◆ **GIVEN EXERCISE**
Look through the listing and locate every line containing the word "public"; copy those lines.

═══ EXERCISE INPUTS

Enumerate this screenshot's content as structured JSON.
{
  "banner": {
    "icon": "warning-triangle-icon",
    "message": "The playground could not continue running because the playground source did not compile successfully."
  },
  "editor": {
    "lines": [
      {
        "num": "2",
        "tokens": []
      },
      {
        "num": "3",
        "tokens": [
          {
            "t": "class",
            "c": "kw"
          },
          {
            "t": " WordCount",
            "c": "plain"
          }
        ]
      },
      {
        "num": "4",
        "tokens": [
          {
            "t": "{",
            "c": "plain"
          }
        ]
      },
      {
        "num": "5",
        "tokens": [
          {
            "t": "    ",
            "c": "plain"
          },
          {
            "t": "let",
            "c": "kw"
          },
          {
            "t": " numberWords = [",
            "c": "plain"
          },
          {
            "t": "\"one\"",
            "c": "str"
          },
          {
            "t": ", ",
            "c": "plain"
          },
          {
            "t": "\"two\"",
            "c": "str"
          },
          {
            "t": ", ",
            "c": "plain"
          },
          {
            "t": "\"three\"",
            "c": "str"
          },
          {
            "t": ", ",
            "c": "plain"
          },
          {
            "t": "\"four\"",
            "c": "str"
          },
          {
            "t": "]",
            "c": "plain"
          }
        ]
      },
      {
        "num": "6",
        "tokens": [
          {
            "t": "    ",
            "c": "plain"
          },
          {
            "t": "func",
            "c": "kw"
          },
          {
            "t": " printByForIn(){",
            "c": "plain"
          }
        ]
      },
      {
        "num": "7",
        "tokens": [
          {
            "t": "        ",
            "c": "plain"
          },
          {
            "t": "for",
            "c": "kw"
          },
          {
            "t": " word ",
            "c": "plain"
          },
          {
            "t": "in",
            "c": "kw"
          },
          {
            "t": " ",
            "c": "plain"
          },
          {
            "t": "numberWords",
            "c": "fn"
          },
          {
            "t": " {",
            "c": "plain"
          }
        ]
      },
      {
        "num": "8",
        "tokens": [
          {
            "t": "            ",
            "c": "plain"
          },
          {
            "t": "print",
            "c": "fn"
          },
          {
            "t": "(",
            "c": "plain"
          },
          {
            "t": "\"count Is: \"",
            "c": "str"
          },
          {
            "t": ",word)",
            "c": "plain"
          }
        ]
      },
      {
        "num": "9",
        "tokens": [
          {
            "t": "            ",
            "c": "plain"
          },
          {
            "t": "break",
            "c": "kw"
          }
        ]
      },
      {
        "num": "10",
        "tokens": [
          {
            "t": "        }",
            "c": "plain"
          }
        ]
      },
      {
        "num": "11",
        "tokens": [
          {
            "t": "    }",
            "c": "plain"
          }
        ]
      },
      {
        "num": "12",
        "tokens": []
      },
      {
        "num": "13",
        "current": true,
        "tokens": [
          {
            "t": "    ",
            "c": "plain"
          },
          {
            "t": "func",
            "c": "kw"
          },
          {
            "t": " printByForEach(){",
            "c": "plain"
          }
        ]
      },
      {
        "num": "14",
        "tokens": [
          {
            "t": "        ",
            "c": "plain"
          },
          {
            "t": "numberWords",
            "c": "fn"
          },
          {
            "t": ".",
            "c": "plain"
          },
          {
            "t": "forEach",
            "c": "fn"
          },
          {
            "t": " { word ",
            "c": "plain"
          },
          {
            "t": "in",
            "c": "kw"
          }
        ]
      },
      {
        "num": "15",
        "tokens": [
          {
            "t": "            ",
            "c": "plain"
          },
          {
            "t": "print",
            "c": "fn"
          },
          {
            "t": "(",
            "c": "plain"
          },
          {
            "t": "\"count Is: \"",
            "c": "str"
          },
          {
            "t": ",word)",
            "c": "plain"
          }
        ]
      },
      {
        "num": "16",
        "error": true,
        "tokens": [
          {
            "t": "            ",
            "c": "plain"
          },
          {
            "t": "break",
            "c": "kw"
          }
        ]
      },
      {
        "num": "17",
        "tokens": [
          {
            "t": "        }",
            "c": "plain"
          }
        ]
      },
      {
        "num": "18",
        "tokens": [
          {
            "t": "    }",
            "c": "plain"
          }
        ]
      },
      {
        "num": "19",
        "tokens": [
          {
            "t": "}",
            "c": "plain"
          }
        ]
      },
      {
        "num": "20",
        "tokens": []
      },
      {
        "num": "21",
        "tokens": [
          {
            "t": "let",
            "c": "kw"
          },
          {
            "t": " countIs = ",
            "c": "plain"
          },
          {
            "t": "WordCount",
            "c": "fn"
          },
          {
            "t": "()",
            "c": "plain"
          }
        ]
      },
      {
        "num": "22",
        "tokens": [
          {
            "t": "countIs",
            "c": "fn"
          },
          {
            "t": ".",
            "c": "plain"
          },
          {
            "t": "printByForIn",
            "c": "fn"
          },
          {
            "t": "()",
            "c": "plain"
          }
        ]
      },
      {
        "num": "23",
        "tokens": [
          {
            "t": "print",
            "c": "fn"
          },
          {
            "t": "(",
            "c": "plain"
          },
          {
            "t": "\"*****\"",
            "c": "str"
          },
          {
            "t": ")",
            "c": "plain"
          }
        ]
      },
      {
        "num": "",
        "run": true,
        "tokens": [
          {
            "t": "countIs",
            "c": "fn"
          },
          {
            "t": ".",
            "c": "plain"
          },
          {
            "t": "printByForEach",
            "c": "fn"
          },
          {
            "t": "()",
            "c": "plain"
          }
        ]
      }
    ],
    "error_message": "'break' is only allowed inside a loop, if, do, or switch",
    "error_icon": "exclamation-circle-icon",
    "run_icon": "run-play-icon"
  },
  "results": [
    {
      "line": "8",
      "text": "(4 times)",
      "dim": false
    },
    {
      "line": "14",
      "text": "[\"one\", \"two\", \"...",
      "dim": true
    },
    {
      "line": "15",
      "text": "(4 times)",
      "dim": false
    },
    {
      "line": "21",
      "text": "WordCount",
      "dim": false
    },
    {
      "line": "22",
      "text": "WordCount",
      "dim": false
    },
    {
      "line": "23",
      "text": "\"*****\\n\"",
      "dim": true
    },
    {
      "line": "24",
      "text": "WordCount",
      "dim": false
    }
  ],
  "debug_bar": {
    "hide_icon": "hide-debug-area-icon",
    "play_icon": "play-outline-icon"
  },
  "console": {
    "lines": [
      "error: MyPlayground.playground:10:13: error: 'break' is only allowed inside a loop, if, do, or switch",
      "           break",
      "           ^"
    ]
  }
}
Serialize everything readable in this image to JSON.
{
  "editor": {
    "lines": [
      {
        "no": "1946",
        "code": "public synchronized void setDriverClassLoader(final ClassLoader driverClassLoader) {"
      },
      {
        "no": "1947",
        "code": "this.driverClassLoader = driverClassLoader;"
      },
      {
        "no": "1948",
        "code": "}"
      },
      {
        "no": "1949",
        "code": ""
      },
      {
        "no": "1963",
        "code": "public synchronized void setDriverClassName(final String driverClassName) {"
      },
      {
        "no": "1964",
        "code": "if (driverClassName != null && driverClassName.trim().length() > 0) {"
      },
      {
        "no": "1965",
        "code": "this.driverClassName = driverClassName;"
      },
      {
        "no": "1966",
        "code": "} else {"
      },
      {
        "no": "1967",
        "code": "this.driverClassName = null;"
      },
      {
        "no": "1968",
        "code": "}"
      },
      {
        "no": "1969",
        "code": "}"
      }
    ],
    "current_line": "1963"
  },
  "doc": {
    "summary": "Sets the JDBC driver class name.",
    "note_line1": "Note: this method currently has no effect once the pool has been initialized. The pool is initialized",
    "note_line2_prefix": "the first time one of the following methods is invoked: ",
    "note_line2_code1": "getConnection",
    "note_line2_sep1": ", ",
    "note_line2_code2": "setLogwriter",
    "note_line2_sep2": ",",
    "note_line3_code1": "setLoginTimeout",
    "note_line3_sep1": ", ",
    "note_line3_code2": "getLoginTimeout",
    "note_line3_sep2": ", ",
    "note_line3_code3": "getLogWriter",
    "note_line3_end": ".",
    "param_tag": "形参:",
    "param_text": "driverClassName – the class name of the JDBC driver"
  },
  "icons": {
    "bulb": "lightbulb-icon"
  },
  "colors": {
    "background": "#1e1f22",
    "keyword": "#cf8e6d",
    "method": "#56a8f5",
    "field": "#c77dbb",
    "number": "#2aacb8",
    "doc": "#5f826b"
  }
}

══════

◆ **THE REPLY**
        "code": "public synchronized void setDriverClassLoader(final ClassLoader driverClassLoader) {"
        "code": "public synchronized void setDriverClassName(final String driverClassName) {"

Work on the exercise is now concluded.